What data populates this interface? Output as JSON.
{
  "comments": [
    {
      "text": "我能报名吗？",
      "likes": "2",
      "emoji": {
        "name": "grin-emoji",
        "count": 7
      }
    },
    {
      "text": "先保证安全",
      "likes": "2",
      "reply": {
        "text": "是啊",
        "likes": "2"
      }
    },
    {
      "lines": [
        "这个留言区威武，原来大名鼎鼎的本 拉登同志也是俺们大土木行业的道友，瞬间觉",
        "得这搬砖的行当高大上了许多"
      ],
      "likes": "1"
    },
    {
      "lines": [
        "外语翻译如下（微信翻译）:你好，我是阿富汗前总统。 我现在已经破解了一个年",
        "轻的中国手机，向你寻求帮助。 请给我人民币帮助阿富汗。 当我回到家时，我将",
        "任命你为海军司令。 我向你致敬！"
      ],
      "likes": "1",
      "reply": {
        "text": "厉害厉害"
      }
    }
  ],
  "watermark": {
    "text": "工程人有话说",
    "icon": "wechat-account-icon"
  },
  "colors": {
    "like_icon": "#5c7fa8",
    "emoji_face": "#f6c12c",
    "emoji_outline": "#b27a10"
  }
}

---

*GIVEN EXERCISE:* Can you reproduce all the material exactly?

*FINISHED ANSWER:*
What data populates this interface? Output as JSON.
{
  "comments": [
    {
      "text": "我能报名吗？",
      "likes": "2",
      "emoji": {
        "name": "grin-emoji",
        "count": 7
      }
    },
    {
      "text": "先保证安全",
      "likes": "2",
      "reply": {
        "text": "是啊",
        "likes": "2"
      }
    },
    {
      "lines": [
        "这个留言区威武，原来大名鼎鼎的本 拉登同志也是俺们大土木行业的道友，瞬间觉",
        "得这搬砖的行当高大上了许多"
      ],
      "likes": "1"
    },
    {
      "lines": [
        "外语翻译如下（微信翻译）:你好，我是阿富汗前总统。 我现在已经破解了一个年",
        "轻的中国手机，向你寻求帮助。 请给我人民币帮助阿富汗。 当我回到家时，我将",
        "任命你为海军司令。 我向你致敬！"
      ],
      "likes": "1",
      "reply": {
        "text": "厉害厉害"
      }
    }
  ],
  "watermark": {
    "text": "工程人有话说",
    "icon": "wechat-account-icon"
  },
  "colors": {
    "like_icon": "#5c7fa8",
    "emoji_face": "#f6c12c",
    "emoji_outline": "#b27a10"
  }
}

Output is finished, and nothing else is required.